- Stored rows -

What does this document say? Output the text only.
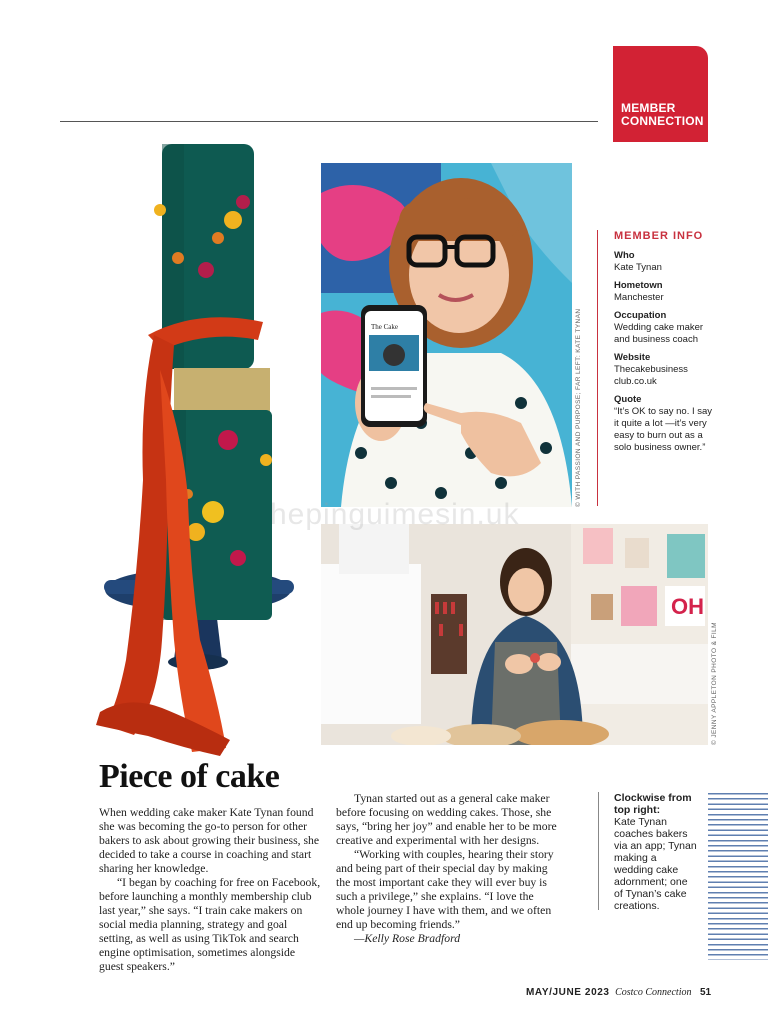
MEMBER
CONNECTION
The Cake
The Slice	© WITH PASSION AND PURPOSE; FAR LEFT: KATE TYNAN
OH
© JENNY APPLETON PHOTO & FILM
MEMBER INFO
Who
Kate Tynan
Hometown
Manchester
Occupation
Wedding cake maker and business coach
Website
Thecakebusiness club.co.uk
Quote
“It’s OK to say no. I say it quite a lot —it’s very easy to burn out as a solo business owner.”
hepinguimesin.uk
Piece of cake

When wedding cake maker Kate Tynan found she was becoming the go-to person for other bakers to ask about growing their business, she decided to take a course in coaching and start sharing her knowledge.

“I began by coaching for free on Facebook, before launching a monthly membership club last year,” she says. “I train cake makers on social media planning, strategy and goal setting, as well as using TikTok and search engine optimisation, sometimes alongside guest speakers.”

Tynan started out as a general cake maker before focusing on wedding cakes. Those, she says, “bring her joy” and enable her to be more creative and experimental with her designs.

“Working with couples, hearing their story and being part of their special day by making the most important cake they will ever buy is such a privilege,” she explains. “I love the whole journey I have with them, and we often end up becoming friends.”

—Kelly Rose Bradford

Clockwise from top right:
Kate Tynan coaches bakers via an app; Tynan making a wedding cake adornment; one of Tynan’s cake creations.
MAY/JUNE 2023 Costco Connection 51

- Goal -
Scan the records above for the string "club", then select every line that holds it.

- Output for this task -
Thecakebusiness club.co.uk
“I began by coaching for free on Facebook, before launching a monthly membership club last year,” she says. “I train cake makers on social media planning, strategy and goal setting, as well as using TikTok and search engine optimisation, sometimes alongside guest speakers.”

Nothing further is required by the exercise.